» **Provided records**:
========================

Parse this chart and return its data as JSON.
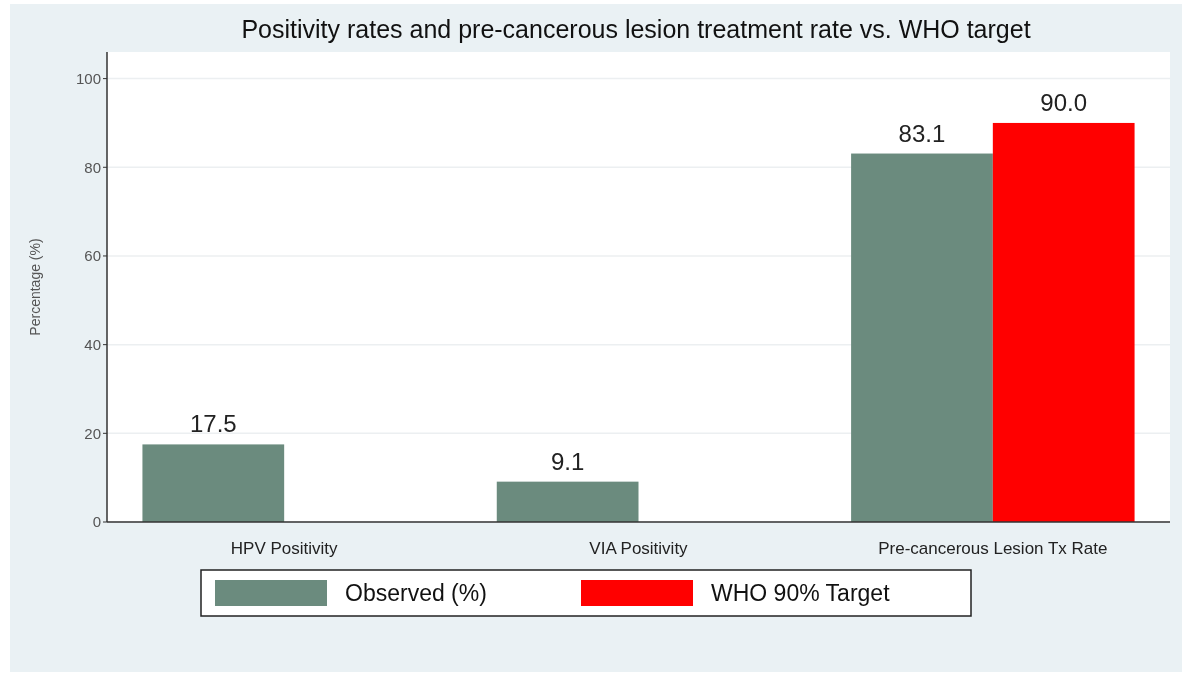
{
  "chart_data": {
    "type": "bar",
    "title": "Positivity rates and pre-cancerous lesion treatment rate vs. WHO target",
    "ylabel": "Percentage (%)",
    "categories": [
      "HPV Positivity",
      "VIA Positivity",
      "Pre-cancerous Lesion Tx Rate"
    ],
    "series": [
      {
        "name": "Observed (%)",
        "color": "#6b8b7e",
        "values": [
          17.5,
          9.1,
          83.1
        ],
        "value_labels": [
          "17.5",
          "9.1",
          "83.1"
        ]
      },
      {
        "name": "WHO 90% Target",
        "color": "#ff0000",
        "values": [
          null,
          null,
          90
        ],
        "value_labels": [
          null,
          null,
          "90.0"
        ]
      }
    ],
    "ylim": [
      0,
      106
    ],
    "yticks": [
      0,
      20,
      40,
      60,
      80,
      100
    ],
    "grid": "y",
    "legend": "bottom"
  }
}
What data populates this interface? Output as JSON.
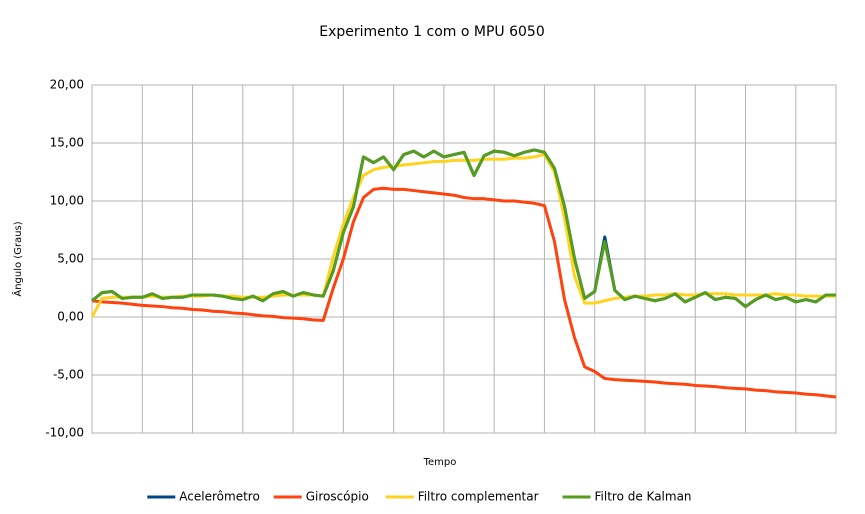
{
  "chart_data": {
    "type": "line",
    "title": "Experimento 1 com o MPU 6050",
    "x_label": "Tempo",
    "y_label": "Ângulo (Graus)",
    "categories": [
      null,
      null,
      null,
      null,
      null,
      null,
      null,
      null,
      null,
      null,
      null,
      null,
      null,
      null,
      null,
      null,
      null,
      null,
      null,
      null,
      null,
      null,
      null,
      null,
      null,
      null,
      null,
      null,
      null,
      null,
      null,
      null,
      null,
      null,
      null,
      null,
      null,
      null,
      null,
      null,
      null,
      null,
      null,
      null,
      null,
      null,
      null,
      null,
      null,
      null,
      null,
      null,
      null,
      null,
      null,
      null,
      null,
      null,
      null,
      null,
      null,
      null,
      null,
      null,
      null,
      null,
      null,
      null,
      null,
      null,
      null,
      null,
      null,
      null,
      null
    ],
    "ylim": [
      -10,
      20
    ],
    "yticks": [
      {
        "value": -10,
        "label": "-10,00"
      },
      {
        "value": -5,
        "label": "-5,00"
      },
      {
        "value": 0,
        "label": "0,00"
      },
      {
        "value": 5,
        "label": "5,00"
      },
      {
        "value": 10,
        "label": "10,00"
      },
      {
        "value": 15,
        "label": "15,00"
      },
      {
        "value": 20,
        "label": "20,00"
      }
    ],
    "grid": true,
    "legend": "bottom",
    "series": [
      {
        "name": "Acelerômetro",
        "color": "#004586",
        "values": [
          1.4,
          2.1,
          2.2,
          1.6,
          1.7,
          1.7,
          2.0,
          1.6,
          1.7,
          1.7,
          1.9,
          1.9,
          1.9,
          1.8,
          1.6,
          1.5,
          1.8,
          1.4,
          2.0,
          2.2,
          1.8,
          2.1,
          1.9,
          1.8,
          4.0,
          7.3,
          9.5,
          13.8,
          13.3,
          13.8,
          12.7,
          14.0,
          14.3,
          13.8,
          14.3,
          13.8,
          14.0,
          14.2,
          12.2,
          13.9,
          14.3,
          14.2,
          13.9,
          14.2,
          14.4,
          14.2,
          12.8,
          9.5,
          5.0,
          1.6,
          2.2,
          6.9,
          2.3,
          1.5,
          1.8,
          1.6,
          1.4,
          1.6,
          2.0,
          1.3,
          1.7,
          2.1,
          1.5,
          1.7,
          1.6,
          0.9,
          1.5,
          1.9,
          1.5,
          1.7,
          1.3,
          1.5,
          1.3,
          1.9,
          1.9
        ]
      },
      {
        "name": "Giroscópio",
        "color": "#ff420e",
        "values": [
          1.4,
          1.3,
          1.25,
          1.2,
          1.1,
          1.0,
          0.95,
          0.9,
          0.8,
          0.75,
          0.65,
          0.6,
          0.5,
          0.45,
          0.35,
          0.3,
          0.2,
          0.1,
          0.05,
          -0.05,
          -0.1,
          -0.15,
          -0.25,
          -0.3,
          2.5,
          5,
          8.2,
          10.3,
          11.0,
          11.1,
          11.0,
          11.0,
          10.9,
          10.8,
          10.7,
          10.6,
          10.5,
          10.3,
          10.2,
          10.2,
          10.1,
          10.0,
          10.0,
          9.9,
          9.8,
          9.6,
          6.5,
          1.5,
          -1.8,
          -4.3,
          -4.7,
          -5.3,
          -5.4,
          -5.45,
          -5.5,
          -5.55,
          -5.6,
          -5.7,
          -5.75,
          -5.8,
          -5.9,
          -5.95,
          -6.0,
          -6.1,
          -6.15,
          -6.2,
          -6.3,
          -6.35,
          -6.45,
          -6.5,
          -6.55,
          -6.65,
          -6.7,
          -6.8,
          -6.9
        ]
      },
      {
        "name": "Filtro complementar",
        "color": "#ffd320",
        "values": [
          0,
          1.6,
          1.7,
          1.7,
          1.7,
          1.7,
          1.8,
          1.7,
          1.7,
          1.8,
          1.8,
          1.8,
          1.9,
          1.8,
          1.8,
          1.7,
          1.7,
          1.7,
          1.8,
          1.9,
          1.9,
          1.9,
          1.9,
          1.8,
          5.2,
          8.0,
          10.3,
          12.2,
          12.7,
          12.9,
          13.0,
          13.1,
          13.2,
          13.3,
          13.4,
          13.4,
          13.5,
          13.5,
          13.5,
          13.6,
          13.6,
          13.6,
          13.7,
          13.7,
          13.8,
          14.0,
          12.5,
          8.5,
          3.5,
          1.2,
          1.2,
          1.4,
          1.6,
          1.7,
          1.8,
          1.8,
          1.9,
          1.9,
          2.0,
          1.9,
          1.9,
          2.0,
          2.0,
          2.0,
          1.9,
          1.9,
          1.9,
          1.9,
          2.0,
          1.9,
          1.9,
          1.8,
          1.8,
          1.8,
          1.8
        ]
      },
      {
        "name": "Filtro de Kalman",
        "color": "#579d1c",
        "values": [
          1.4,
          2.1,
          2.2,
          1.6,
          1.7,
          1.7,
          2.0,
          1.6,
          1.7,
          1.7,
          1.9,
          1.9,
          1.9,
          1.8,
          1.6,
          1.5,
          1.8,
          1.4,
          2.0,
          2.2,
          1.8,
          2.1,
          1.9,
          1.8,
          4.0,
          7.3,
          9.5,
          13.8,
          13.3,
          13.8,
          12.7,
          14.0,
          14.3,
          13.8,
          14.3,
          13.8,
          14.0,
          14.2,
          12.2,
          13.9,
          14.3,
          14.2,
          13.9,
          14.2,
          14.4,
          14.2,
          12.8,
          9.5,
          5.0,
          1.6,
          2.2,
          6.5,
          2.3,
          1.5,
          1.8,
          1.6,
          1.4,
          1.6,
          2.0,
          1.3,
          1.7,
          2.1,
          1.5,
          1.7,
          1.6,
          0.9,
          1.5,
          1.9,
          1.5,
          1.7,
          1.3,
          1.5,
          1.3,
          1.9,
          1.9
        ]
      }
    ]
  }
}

========================

» **Aim**:
Identify each line in the entries with the word "name" and copy it.

» **Answer in full**:
        "name": "Observed (%)",
        "name": "WHO 90% Target",
        "name": "Acelerômetro",
        "name": "Giroscópio",
        "name": "Filtro complementar",
        "name": "Filtro de Kalman",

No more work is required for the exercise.